Look for the string "функции" in every line, and copy each line that has it.
## START
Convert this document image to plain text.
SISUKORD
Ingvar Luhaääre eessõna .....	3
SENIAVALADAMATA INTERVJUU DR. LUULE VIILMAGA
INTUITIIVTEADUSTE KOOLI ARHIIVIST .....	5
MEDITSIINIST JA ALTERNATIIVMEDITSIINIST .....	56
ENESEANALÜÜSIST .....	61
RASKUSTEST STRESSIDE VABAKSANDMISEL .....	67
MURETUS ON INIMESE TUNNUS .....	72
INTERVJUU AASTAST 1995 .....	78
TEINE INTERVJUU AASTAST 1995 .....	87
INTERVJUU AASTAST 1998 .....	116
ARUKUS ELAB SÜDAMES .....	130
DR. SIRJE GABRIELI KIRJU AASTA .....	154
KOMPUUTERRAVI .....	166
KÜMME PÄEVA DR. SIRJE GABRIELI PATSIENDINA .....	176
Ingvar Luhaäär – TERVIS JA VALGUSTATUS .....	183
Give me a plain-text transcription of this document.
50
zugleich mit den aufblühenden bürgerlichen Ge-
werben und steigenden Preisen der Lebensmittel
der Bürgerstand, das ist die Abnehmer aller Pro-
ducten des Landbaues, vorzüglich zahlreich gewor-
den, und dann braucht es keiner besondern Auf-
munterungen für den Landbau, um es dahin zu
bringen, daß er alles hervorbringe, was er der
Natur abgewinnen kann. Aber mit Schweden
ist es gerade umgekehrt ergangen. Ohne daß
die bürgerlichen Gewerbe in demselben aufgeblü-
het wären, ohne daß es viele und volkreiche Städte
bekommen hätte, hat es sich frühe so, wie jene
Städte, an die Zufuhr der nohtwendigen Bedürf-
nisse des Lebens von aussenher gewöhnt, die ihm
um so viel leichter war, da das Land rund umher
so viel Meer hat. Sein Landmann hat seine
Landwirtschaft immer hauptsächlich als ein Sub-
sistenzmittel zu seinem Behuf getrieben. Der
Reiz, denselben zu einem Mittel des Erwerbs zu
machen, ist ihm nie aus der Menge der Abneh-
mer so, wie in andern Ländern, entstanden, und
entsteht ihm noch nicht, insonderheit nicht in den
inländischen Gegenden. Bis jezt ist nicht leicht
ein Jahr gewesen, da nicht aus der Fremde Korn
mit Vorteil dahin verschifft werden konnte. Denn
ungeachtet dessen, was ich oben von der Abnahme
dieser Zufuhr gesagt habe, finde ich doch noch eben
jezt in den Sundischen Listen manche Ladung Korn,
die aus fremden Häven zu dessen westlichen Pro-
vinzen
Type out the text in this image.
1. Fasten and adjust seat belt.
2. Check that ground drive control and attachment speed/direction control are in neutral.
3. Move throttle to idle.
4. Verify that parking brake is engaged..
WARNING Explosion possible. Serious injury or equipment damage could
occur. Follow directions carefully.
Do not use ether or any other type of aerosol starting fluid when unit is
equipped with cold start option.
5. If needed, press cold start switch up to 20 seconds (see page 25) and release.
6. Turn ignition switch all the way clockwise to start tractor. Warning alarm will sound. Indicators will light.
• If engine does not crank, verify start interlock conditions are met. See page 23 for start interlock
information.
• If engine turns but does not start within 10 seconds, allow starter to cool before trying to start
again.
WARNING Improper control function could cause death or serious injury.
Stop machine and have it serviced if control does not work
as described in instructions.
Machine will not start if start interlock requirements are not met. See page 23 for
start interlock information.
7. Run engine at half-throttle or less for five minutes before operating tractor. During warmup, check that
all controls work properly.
## END
## START
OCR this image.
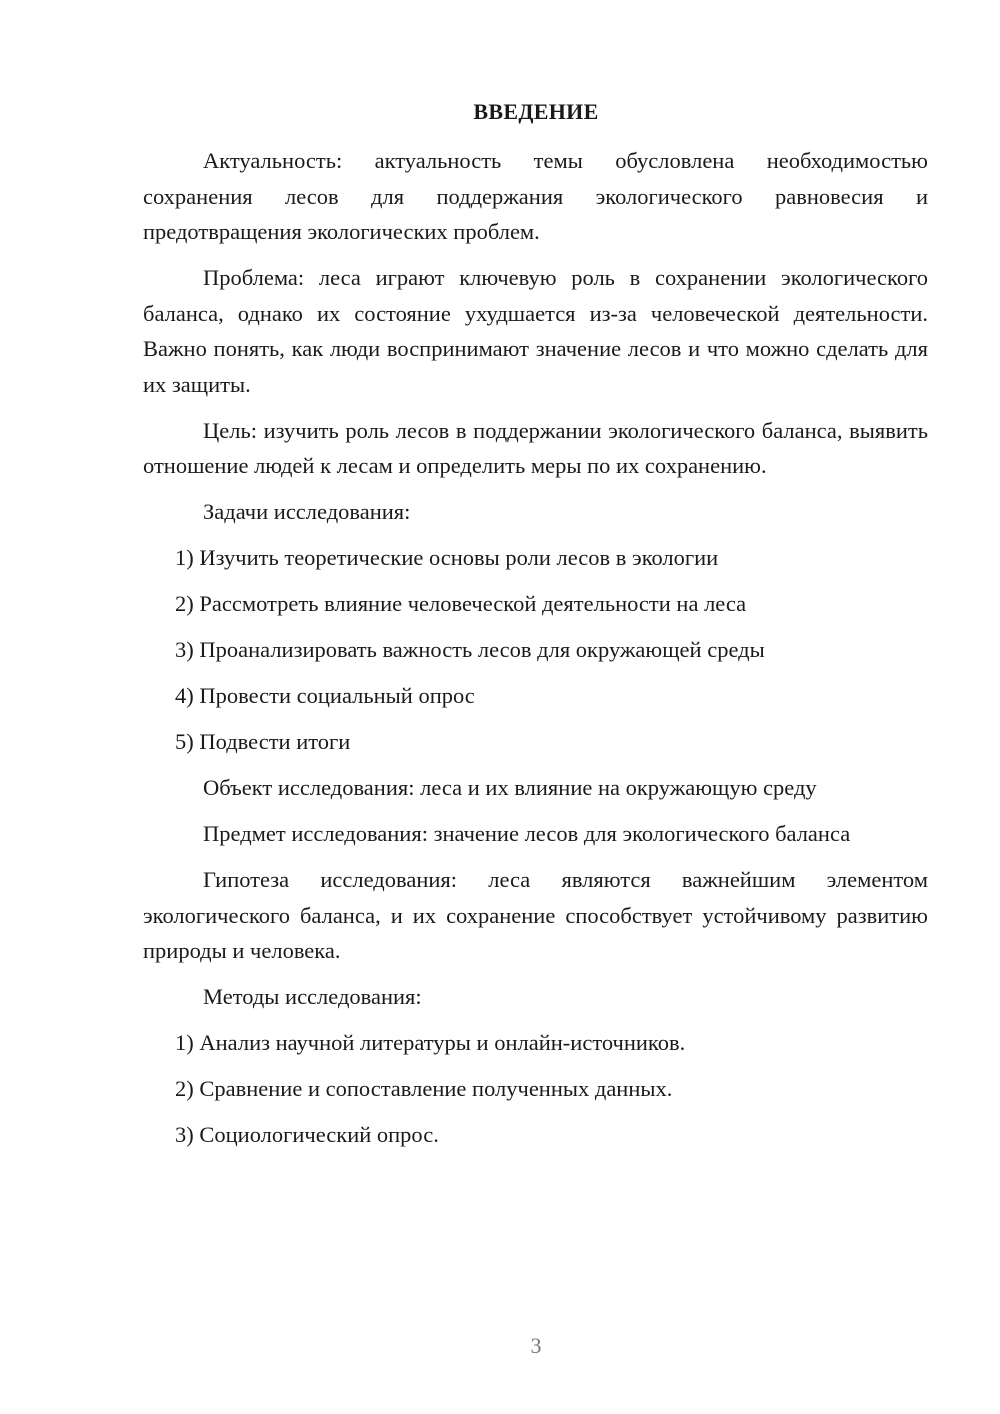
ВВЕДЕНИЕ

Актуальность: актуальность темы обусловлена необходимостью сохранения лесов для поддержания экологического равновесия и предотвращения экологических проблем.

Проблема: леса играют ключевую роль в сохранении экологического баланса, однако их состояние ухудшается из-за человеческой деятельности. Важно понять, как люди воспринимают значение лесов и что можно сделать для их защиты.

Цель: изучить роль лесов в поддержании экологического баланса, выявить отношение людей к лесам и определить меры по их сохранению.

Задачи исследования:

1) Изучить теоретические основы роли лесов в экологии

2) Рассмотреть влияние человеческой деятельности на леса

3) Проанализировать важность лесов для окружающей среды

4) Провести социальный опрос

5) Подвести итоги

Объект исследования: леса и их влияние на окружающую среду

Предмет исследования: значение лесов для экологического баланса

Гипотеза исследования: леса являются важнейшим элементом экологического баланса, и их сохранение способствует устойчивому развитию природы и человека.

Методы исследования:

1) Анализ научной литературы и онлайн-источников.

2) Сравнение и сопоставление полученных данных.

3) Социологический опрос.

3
## END
## START
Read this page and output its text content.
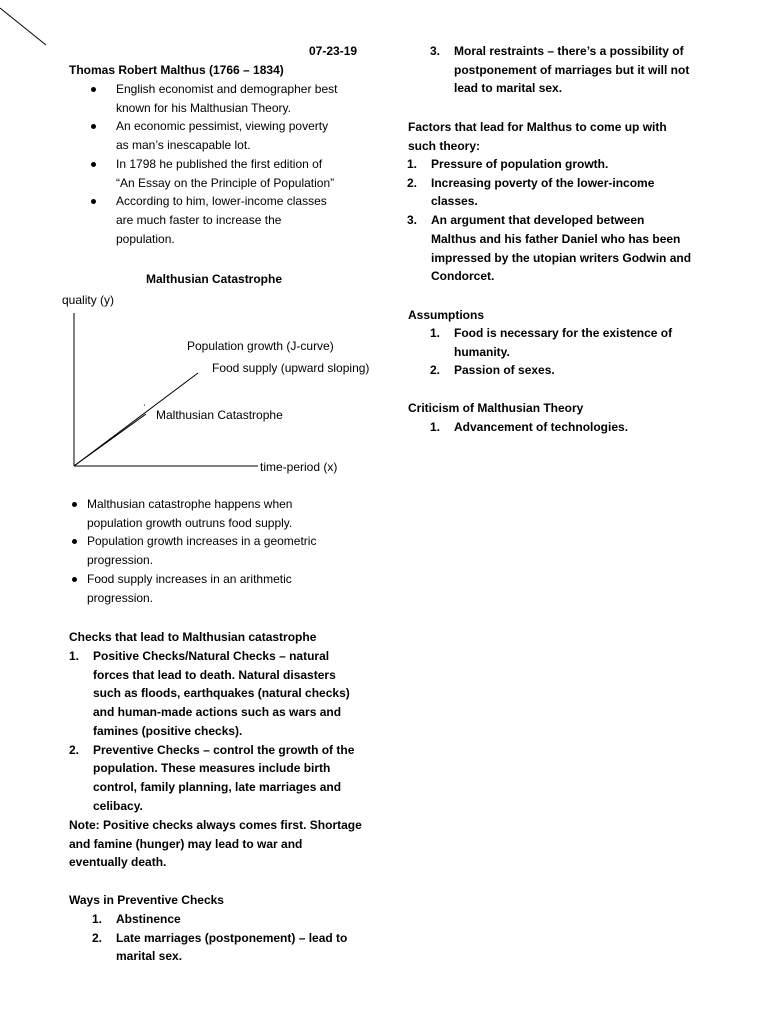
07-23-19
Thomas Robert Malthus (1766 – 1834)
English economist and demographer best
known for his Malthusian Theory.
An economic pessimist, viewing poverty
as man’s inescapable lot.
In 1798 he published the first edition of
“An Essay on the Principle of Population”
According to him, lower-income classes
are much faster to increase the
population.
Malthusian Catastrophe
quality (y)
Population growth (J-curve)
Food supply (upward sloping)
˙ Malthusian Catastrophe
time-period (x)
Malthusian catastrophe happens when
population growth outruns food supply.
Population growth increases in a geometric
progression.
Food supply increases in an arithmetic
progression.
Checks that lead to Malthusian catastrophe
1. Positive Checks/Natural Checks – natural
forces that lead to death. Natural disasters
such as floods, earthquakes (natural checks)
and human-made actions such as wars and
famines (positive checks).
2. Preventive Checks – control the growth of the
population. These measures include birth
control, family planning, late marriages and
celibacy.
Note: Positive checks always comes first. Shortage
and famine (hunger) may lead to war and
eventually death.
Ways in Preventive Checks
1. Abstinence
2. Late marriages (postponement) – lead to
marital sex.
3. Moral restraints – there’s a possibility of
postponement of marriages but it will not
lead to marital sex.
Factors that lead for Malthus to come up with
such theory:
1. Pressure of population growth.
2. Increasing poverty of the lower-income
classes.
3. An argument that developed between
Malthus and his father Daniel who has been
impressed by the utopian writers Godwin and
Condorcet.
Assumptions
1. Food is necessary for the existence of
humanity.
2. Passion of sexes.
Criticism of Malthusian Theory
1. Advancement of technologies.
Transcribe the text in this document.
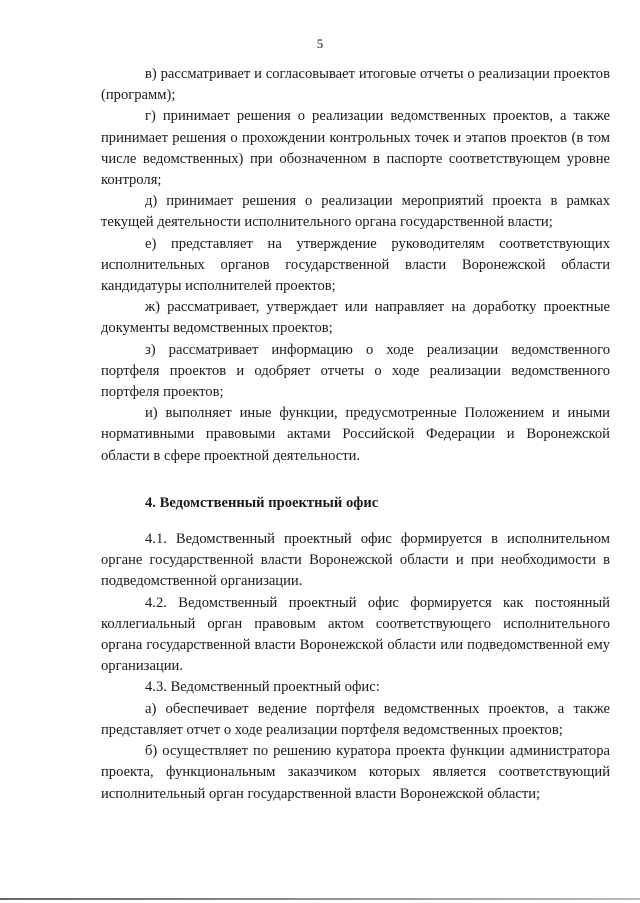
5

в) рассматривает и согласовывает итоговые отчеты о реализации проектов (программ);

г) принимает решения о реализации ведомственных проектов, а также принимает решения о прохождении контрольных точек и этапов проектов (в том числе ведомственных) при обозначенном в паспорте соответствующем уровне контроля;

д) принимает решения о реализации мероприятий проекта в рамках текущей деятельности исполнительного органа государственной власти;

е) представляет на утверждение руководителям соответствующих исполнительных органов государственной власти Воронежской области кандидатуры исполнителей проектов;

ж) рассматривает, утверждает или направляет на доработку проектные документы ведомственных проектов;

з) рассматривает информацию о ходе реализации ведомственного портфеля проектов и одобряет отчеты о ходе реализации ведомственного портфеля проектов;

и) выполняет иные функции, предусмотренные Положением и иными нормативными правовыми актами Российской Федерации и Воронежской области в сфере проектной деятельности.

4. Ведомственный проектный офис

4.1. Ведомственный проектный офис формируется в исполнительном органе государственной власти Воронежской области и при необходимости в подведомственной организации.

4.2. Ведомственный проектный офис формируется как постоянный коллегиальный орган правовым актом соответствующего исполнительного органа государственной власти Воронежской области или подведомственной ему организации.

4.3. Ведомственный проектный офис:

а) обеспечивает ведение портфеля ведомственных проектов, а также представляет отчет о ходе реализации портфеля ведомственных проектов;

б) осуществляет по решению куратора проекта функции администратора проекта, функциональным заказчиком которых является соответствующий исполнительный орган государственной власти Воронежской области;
## END
* The result *
и) выполняет иные функции, предусмотренные Положением и иными нормативными правовыми актами Российской Федерации и Воронежской области в сфере проектной деятельности.
б) осуществляет по решению куратора проекта функции администратора проекта, функциональным заказчиком которых является соответствующий исполнительный орган государственной власти Воронежской области;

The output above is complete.